From the entries below, pull out each line where "карта" appears.

[Stored data]

::::::

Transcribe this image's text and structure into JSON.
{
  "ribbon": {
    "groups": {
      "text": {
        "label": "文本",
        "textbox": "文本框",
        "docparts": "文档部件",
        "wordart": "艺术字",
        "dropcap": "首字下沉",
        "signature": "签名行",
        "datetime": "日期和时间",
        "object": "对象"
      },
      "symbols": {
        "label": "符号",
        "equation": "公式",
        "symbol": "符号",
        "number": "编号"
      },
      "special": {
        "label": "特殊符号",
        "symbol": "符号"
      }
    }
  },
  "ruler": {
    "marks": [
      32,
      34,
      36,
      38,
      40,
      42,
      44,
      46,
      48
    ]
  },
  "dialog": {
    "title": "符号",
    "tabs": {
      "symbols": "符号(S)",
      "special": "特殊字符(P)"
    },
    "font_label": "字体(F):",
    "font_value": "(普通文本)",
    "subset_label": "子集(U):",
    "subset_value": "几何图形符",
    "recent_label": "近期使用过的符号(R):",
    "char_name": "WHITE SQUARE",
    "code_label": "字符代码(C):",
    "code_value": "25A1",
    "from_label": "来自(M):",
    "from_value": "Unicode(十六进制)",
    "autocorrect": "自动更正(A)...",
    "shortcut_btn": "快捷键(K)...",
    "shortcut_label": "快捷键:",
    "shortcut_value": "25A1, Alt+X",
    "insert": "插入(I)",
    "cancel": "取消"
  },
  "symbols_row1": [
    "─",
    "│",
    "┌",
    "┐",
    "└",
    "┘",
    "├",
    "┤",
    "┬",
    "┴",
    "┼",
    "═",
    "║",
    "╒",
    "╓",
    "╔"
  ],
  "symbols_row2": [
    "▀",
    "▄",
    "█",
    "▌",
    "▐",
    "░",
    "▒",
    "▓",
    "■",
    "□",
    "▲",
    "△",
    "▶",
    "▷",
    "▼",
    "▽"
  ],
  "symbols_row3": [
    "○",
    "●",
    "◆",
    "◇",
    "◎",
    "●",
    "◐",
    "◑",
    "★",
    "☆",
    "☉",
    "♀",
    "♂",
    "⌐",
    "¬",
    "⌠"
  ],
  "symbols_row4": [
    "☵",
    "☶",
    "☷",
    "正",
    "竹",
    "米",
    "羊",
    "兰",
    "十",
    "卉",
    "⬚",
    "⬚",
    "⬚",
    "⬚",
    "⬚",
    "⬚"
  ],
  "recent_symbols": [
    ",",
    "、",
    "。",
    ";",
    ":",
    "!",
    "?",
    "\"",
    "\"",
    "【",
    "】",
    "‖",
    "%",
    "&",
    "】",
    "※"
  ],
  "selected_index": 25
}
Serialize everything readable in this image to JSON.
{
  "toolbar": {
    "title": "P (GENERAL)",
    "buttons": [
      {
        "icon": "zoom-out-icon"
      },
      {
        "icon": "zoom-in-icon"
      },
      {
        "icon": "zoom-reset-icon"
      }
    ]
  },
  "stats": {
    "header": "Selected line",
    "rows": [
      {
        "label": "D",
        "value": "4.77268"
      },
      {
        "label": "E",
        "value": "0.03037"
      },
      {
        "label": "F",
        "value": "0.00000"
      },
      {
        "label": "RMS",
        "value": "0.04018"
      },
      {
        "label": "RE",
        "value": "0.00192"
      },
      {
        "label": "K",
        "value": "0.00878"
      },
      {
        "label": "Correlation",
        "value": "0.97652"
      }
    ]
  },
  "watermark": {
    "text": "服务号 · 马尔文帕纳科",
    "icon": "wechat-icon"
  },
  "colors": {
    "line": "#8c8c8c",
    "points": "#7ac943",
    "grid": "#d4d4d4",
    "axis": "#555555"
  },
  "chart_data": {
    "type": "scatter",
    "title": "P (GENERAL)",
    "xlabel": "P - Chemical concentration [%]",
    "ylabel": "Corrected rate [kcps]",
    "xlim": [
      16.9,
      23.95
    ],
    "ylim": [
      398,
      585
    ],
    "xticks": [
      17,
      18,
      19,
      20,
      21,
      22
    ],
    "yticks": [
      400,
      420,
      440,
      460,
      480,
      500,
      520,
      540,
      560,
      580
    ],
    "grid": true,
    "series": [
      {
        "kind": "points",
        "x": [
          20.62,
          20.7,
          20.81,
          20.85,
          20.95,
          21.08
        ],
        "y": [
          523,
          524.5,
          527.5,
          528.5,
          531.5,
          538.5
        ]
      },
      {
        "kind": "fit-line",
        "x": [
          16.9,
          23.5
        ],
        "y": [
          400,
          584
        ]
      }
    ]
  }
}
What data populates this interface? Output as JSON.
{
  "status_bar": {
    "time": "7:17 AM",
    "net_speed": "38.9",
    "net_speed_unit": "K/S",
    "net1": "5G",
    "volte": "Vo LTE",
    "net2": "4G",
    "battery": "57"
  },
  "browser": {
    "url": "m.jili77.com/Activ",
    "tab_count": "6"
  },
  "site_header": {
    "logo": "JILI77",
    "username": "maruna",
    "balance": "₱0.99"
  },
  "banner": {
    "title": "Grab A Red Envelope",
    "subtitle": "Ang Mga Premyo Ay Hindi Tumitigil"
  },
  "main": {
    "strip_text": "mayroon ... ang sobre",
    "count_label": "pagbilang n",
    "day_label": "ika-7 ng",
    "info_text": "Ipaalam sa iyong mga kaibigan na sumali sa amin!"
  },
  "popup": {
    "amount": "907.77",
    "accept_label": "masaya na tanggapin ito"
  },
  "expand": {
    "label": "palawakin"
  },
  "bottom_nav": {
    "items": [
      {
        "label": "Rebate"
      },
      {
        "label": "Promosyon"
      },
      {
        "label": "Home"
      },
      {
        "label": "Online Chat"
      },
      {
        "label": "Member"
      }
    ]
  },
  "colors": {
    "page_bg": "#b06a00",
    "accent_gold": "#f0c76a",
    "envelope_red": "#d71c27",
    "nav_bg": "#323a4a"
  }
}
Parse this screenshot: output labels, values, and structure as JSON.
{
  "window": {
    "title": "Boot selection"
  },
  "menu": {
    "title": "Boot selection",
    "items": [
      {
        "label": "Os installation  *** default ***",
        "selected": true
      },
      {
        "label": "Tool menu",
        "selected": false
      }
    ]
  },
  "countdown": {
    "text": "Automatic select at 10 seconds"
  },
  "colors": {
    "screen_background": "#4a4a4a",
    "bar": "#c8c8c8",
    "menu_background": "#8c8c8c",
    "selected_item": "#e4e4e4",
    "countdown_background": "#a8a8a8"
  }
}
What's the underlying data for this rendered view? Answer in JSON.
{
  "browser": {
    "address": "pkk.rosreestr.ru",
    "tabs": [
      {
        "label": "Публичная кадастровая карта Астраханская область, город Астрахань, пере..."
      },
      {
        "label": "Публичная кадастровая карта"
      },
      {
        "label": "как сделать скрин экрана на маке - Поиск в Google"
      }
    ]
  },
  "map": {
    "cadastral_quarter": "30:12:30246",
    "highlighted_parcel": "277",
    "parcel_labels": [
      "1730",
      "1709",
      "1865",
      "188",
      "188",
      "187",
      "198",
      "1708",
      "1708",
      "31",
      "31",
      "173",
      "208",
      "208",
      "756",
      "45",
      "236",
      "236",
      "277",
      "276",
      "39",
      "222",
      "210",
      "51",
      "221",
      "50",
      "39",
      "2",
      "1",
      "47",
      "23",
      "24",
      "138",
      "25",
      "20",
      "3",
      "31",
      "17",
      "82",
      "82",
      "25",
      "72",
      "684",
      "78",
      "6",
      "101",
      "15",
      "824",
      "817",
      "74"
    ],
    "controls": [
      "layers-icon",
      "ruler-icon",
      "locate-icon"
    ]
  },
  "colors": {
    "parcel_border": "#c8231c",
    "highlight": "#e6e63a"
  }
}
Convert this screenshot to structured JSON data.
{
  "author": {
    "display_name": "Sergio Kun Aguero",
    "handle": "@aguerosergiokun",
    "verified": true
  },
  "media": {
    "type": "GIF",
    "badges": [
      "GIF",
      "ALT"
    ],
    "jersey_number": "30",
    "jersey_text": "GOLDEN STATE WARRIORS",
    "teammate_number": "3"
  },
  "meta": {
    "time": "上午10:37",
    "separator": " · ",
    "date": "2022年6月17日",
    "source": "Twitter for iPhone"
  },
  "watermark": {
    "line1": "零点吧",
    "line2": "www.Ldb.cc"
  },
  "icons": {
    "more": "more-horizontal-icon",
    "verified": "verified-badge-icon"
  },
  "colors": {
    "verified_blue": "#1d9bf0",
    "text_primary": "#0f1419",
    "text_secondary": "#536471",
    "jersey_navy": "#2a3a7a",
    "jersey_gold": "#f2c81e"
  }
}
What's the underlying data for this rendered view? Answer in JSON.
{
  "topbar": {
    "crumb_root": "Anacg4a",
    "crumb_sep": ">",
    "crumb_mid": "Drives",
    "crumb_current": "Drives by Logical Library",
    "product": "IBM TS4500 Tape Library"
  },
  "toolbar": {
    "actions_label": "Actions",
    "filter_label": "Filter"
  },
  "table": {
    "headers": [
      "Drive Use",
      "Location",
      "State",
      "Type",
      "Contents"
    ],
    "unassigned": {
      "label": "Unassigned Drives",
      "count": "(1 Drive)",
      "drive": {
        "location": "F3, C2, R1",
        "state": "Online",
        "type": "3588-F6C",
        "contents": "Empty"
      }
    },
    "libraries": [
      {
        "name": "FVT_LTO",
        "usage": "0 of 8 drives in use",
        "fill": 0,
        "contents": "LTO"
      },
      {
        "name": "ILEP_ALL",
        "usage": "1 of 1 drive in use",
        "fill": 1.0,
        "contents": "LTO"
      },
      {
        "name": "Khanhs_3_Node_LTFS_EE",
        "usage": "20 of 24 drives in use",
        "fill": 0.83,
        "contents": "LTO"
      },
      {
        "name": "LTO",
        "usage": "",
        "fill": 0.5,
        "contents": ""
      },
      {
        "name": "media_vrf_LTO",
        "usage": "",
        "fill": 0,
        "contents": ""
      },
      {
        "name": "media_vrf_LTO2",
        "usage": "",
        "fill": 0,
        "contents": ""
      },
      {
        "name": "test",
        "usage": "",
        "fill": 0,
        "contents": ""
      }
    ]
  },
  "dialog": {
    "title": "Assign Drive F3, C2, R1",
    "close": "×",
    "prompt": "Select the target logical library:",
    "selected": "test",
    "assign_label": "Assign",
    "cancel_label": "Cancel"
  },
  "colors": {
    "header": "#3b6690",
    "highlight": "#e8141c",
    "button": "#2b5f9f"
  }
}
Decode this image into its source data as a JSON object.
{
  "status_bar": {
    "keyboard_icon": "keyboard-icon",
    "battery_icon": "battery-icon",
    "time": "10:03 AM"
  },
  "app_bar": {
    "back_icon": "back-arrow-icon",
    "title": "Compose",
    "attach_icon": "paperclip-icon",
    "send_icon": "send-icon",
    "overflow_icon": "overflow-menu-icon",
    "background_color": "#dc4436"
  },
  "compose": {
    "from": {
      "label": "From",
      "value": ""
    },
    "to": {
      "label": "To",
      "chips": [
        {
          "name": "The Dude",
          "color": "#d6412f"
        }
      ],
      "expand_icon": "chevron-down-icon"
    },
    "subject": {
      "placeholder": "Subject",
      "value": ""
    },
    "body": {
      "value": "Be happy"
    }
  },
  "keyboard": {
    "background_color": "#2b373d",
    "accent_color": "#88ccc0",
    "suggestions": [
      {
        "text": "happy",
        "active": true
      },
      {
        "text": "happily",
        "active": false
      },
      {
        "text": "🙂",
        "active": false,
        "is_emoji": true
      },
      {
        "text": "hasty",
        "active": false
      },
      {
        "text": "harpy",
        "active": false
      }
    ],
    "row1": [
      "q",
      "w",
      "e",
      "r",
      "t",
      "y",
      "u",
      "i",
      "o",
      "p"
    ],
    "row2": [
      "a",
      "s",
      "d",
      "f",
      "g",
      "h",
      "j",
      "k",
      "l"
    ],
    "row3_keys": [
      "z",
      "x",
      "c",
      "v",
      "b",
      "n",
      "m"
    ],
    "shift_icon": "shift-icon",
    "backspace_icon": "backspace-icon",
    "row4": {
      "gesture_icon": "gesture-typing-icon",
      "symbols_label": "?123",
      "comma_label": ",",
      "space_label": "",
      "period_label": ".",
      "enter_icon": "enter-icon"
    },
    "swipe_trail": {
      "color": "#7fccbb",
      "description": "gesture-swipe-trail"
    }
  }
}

::::::

[WRITTEN RESPONSE]
        "label": "Публичная кадастровая карта Астраханская область, город Астрахань, пере..."
        "label": "Публичная кадастровая карта"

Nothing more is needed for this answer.